TASK GOAL:
From the entries below, list each line with "Figur".

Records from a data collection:
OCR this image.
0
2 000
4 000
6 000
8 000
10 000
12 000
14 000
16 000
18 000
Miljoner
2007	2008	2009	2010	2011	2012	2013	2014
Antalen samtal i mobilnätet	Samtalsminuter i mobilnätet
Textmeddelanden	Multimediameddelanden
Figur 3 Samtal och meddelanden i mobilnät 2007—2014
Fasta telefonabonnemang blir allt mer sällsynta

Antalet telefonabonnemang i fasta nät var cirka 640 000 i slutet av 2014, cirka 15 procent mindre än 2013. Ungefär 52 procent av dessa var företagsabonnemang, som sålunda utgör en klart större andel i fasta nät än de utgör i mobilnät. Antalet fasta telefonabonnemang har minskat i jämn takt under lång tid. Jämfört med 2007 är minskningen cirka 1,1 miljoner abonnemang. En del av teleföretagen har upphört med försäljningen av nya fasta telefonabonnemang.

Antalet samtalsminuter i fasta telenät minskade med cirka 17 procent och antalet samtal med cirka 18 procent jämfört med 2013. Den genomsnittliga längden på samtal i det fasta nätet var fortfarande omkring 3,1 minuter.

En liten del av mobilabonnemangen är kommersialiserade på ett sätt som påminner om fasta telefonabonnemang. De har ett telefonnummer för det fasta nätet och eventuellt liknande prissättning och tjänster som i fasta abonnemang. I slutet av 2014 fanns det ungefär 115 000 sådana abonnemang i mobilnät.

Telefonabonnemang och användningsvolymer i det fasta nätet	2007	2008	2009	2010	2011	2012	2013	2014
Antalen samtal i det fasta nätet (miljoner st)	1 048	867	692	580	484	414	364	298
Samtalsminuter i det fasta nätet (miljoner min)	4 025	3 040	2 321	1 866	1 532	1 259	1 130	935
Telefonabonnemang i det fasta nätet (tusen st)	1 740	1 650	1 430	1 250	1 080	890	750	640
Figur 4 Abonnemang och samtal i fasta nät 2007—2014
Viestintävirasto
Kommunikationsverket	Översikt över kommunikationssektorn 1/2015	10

EXPECTED OUTPUT:
Figur 3 Samtal och meddelanden i mobilnät 2007—2014
Figur 4 Abonnemang och samtal i fasta nät 2007—2014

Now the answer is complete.